[Data entries]

>>>

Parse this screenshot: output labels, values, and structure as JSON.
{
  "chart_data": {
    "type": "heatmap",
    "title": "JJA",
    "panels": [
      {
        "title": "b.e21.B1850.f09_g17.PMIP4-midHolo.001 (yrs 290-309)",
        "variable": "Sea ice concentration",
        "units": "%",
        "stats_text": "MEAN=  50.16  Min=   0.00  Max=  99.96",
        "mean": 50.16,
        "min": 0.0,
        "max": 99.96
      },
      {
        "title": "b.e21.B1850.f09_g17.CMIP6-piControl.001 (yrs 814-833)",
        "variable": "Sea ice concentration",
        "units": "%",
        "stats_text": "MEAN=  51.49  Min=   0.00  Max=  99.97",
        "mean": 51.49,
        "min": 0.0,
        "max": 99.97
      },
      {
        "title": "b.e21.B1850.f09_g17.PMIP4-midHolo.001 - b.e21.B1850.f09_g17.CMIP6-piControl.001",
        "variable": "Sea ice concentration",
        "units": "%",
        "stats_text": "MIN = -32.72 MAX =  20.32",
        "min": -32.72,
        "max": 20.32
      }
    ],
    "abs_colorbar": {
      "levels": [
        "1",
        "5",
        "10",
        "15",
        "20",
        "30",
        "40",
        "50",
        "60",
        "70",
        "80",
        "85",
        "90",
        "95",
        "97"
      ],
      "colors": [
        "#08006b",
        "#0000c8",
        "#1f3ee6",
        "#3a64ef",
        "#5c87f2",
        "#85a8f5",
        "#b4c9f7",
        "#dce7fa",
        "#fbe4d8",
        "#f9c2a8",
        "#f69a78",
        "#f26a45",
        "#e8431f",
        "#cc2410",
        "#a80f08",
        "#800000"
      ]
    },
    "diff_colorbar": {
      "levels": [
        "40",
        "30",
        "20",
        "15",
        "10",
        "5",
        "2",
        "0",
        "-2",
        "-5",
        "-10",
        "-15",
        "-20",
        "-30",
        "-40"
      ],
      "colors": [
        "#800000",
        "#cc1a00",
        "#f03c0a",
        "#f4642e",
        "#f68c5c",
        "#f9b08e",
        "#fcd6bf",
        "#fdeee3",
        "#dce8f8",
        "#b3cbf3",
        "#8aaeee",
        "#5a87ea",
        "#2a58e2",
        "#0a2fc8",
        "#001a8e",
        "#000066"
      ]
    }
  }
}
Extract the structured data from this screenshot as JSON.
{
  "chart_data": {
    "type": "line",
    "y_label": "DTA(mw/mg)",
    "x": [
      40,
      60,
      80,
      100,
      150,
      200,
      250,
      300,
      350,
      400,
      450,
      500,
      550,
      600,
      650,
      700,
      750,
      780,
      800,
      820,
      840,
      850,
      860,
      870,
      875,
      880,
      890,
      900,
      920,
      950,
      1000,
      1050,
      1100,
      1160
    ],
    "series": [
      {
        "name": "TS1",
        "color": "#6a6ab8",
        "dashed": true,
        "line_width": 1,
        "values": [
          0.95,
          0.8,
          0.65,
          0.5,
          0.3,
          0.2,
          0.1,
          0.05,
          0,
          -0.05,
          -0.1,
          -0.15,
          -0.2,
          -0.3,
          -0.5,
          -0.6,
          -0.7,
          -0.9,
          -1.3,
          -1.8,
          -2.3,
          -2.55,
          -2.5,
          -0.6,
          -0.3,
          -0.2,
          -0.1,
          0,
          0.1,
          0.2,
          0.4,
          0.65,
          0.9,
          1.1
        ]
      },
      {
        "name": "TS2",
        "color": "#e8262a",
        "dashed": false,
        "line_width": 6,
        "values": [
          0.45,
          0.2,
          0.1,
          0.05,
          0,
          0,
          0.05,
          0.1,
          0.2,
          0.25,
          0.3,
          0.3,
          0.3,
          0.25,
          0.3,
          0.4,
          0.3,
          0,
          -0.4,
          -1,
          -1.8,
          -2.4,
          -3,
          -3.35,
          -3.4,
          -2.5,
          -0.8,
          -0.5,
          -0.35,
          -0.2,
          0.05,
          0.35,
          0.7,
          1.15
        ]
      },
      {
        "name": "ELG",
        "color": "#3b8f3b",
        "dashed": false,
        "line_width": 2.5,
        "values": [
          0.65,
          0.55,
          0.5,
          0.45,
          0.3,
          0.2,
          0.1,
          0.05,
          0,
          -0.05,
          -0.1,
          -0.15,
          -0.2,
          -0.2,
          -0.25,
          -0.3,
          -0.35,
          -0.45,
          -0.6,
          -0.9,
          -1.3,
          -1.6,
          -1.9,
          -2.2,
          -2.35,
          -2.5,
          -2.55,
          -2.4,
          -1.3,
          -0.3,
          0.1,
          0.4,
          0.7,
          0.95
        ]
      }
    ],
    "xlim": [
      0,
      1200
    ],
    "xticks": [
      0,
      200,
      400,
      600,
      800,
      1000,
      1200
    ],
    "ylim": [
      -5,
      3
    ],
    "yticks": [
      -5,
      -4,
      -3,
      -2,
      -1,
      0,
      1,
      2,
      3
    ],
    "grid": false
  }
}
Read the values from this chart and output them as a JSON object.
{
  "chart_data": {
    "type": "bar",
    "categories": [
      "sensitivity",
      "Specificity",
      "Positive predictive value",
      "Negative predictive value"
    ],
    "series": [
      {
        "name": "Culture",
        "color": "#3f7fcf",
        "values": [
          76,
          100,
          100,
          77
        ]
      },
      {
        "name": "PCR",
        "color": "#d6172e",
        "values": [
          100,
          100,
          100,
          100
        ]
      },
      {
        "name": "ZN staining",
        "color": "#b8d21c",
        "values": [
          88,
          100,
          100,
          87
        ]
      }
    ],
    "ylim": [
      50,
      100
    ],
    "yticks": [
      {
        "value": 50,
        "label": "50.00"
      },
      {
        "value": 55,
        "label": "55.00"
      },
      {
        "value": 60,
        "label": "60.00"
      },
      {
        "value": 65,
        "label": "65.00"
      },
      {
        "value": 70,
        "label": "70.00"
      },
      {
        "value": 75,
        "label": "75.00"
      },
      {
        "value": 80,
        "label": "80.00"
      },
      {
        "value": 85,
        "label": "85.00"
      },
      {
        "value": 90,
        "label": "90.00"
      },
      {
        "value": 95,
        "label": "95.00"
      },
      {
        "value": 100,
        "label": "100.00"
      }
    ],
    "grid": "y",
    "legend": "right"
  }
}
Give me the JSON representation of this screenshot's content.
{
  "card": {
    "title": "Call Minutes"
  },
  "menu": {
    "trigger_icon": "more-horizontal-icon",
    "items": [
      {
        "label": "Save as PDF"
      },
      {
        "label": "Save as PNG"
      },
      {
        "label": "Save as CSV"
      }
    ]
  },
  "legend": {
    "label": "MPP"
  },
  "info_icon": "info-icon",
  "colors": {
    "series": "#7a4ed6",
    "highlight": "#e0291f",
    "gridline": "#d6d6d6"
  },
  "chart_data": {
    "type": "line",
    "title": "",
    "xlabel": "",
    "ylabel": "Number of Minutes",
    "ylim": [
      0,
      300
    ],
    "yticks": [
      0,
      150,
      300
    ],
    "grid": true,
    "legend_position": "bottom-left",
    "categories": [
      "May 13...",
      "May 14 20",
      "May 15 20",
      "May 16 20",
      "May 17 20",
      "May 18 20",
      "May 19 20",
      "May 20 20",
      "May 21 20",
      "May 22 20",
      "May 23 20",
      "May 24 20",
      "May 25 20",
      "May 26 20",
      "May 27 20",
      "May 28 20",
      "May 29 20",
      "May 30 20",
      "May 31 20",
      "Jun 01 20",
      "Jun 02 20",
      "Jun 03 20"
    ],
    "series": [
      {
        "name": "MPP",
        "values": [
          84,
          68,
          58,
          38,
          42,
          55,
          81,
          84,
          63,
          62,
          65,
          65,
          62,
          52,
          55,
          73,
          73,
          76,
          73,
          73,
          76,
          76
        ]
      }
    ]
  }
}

<<<

Goal =>
Go through the entries and repeat each one exactly.

Completed exercise =>
Parse this screenshot: output labels, values, and structure as JSON.
{
  "chart_data": {
    "type": "heatmap",
    "title": "JJA",
    "panels": [
      {
        "title": "b.e21.B1850.f09_g17.PMIP4-midHolo.001 (yrs 290-309)",
        "variable": "Sea ice concentration",
        "units": "%",
        "stats_text": "MEAN=  50.16  Min=   0.00  Max=  99.96",
        "mean": 50.16,
        "min": 0.0,
        "max": 99.96
      },
      {
        "title": "b.e21.B1850.f09_g17.CMIP6-piControl.001 (yrs 814-833)",
        "variable": "Sea ice concentration",
        "units": "%",
        "stats_text": "MEAN=  51.49  Min=   0.00  Max=  99.97",
        "mean": 51.49,
        "min": 0.0,
        "max": 99.97
      },
      {
        "title": "b.e21.B1850.f09_g17.PMIP4-midHolo.001 - b.e21.B1850.f09_g17.CMIP6-piControl.001",
        "variable": "Sea ice concentration",
        "units": "%",
        "stats_text": "MIN = -32.72 MAX =  20.32",
        "min": -32.72,
        "max": 20.32
      }
    ],
    "abs_colorbar": {
      "levels": [
        "1",
        "5",
        "10",
        "15",
        "20",
        "30",
        "40",
        "50",
        "60",
        "70",
        "80",
        "85",
        "90",
        "95",
        "97"
      ],
      "colors": [
        "#08006b",
        "#0000c8",
        "#1f3ee6",
        "#3a64ef",
        "#5c87f2",
        "#85a8f5",
        "#b4c9f7",
        "#dce7fa",
        "#fbe4d8",
        "#f9c2a8",
        "#f69a78",
        "#f26a45",
        "#e8431f",
        "#cc2410",
        "#a80f08",
        "#800000"
      ]
    },
    "diff_colorbar": {
      "levels": [
        "40",
        "30",
        "20",
        "15",
        "10",
        "5",
        "2",
        "0",
        "-2",
        "-5",
        "-10",
        "-15",
        "-20",
        "-30",
        "-40"
      ],
      "colors": [
        "#800000",
        "#cc1a00",
        "#f03c0a",
        "#f4642e",
        "#f68c5c",
        "#f9b08e",
        "#fcd6bf",
        "#fdeee3",
        "#dce8f8",
        "#b3cbf3",
        "#8aaeee",
        "#5a87ea",
        "#2a58e2",
        "#0a2fc8",
        "#001a8e",
        "#000066"
      ]
    }
  }
}
Extract the structured data from this screenshot as JSON.
{
  "chart_data": {
    "type": "line",
    "y_label": "DTA(mw/mg)",
    "x": [
      40,
      60,
      80,
      100,
      150,
      200,
      250,
      300,
      350,
      400,
      450,
      500,
      550,
      600,
      650,
      700,
      750,
      780,
      800,
      820,
      840,
      850,
      860,
      870,
      875,
      880,
      890,
      900,
      920,
      950,
      1000,
      1050,
      1100,
      1160
    ],
    "series": [
      {
        "name": "TS1",
        "color": "#6a6ab8",
        "dashed": true,
        "line_width": 1,
        "values": [
          0.95,
          0.8,
          0.65,
          0.5,
          0.3,
          0.2,
          0.1,
          0.05,
          0,
          -0.05,
          -0.1,
          -0.15,
          -0.2,
          -0.3,
          -0.5,
          -0.6,
          -0.7,
          -0.9,
          -1.3,
          -1.8,
          -2.3,
          -2.55,
          -2.5,
          -0.6,
          -0.3,
          -0.2,
          -0.1,
          0,
          0.1,
          0.2,
          0.4,
          0.65,
          0.9,
          1.1
        ]
      },
      {
        "name": "TS2",
        "color": "#e8262a",
        "dashed": false,
        "line_width": 6,
        "values": [
          0.45,
          0.2,
          0.1,
          0.05,
          0,
          0,
          0.05,
          0.1,
          0.2,
          0.25,
          0.3,
          0.3,
          0.3,
          0.25,
          0.3,
          0.4,
          0.3,
          0,
          -0.4,
          -1,
          -1.8,
          -2.4,
          -3,
          -3.35,
          -3.4,
          -2.5,
          -0.8,
          -0.5,
          -0.35,
          -0.2,
          0.05,
          0.35,
          0.7,
          1.15
        ]
      },
      {
        "name": "ELG",
        "color": "#3b8f3b",
        "dashed": false,
        "line_width": 2.5,
        "values": [
          0.65,
          0.55,
          0.5,
          0.45,
          0.3,
          0.2,
          0.1,
          0.05,
          0,
          -0.05,
          -0.1,
          -0.15,
          -0.2,
          -0.2,
          -0.25,
          -0.3,
          -0.35,
          -0.45,
          -0.6,
          -0.9,
          -1.3,
          -1.6,
          -1.9,
          -2.2,
          -2.35,
          -2.5,
          -2.55,
          -2.4,
          -1.3,
          -0.3,
          0.1,
          0.4,
          0.7,
          0.95
        ]
      }
    ],
    "xlim": [
      0,
      1200
    ],
    "xticks": [
      0,
      200,
      400,
      600,
      800,
      1000,
      1200
    ],
    "ylim": [
      -5,
      3
    ],
    "yticks": [
      -5,
      -4,
      -3,
      -2,
      -1,
      0,
      1,
      2,
      3
    ],
    "grid": false
  }
}
Read the values from this chart and output them as a JSON object.
{
  "chart_data": {
    "type": "bar",
    "categories": [
      "sensitivity",
      "Specificity",
      "Positive predictive value",
      "Negative predictive value"
    ],
    "series": [
      {
        "name": "Culture",
        "color": "#3f7fcf",
        "values": [
          76,
          100,
          100,
          77
        ]
      },
      {
        "name": "PCR",
        "color": "#d6172e",
        "values": [
          100,
          100,
          100,
          100
        ]
      },
      {
        "name": "ZN staining",
        "color": "#b8d21c",
        "values": [
          88,
          100,
          100,
          87
        ]
      }
    ],
    "ylim": [
      50,
      100
    ],
    "yticks": [
      {
        "value": 50,
        "label": "50.00"
      },
      {
        "value": 55,
        "label": "55.00"
      },
      {
        "value": 60,
        "label": "60.00"
      },
      {
        "value": 65,
        "label": "65.00"
      },
      {
        "value": 70,
        "label": "70.00"
      },
      {
        "value": 75,
        "label": "75.00"
      },
      {
        "value": 80,
        "label": "80.00"
      },
      {
        "value": 85,
        "label": "85.00"
      },
      {
        "value": 90,
        "label": "90.00"
      },
      {
        "value": 95,
        "label": "95.00"
      },
      {
        "value": 100,
        "label": "100.00"
      }
    ],
    "grid": "y",
    "legend": "right"
  }
}
Give me the JSON representation of this screenshot's content.
{
  "card": {
    "title": "Call Minutes"
  },
  "menu": {
    "trigger_icon": "more-horizontal-icon",
    "items": [
      {
        "label": "Save as PDF"
      },
      {
        "label": "Save as PNG"
      },
      {
        "label": "Save as CSV"
      }
    ]
  },
  "legend": {
    "label": "MPP"
  },
  "info_icon": "info-icon",
  "colors": {
    "series": "#7a4ed6",
    "highlight": "#e0291f",
    "gridline": "#d6d6d6"
  },
  "chart_data": {
    "type": "line",
    "title": "",
    "xlabel": "",
    "ylabel": "Number of Minutes",
    "ylim": [
      0,
      300
    ],
    "yticks": [
      0,
      150,
      300
    ],
    "grid": true,
    "legend_position": "bottom-left",
    "categories": [
      "May 13...",
      "May 14 20",
      "May 15 20",
      "May 16 20",
      "May 17 20",
      "May 18 20",
      "May 19 20",
      "May 20 20",
      "May 21 20",
      "May 22 20",
      "May 23 20",
      "May 24 20",
      "May 25 20",
      "May 26 20",
      "May 27 20",
      "May 28 20",
      "May 29 20",
      "May 30 20",
      "May 31 20",
      "Jun 01 20",
      "Jun 02 20",
      "Jun 03 20"
    ],
    "series": [
      {
        "name": "MPP",
        "values": [
          84,
          68,
          58,
          38,
          42,
          55,
          81,
          84,
          63,
          62,
          65,
          65,
          62,
          52,
          55,
          73,
          73,
          76,
          73,
          73,
          76,
          76
        ]
      }
    ]
  }
}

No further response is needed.